# Description of the task
Every line holding the string "JSON" should be gathered.

^^^^^^^^^^^^^^^^

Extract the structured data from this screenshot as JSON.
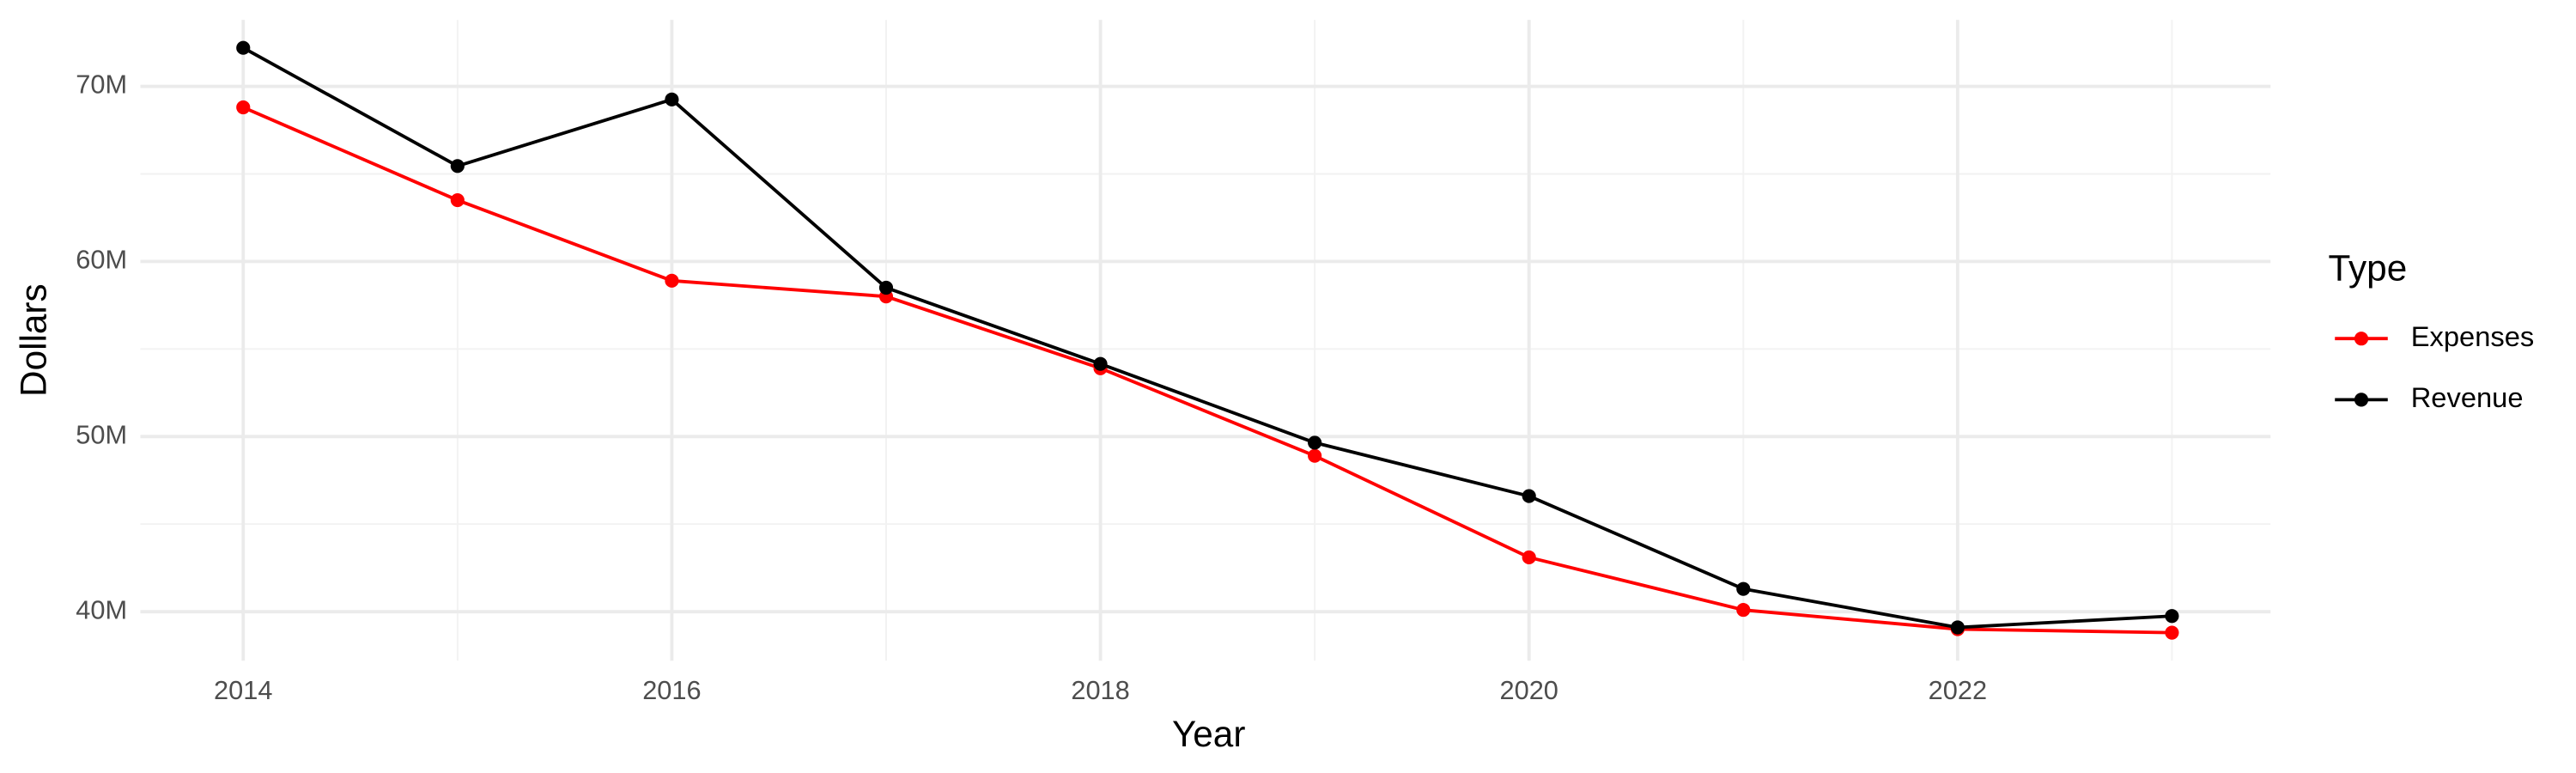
{
  "chart_data": {
    "type": "line",
    "x_label": "Year",
    "y_label": "Dollars",
    "legend_title": "Type",
    "x": [
      2014,
      2015,
      2016,
      2017,
      2018,
      2019,
      2020,
      2021,
      2022,
      2023
    ],
    "series": [
      {
        "name": "Expenses",
        "color": "#ff0000",
        "values": [
          68800000,
          63500000,
          58900000,
          58000000,
          53900000,
          48900000,
          43100000,
          40100000,
          39000000,
          38800000
        ]
      },
      {
        "name": "Revenue",
        "color": "#000000",
        "values": [
          72200000,
          65450000,
          69250000,
          58500000,
          54150000,
          49650000,
          46600000,
          41300000,
          39100000,
          39750000
        ]
      }
    ],
    "xlim": [
      2013.52,
      2023.46
    ],
    "xticks": [
      2014,
      2016,
      2018,
      2020,
      2022
    ],
    "ylim": [
      37200000,
      73800000
    ],
    "yticks": [
      {
        "value": 40000000,
        "label": "40M"
      },
      {
        "value": 50000000,
        "label": "50M"
      },
      {
        "value": 60000000,
        "label": "60M"
      },
      {
        "value": 70000000,
        "label": "70M"
      }
    ],
    "grid": true,
    "legend": "right"
  }
}
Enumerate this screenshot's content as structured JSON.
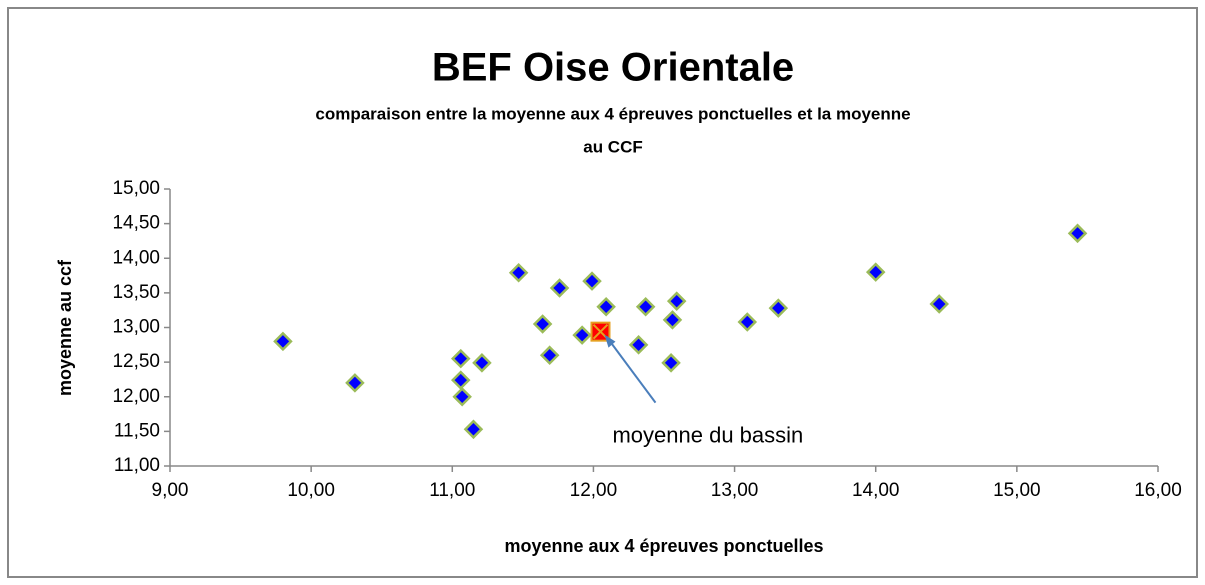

^^^^^^^^^^^^^^^^

# Solution to this exercise
Extract the structured data from this screenshot as JSON.
Enumerate this screenshot's content as structured JSON.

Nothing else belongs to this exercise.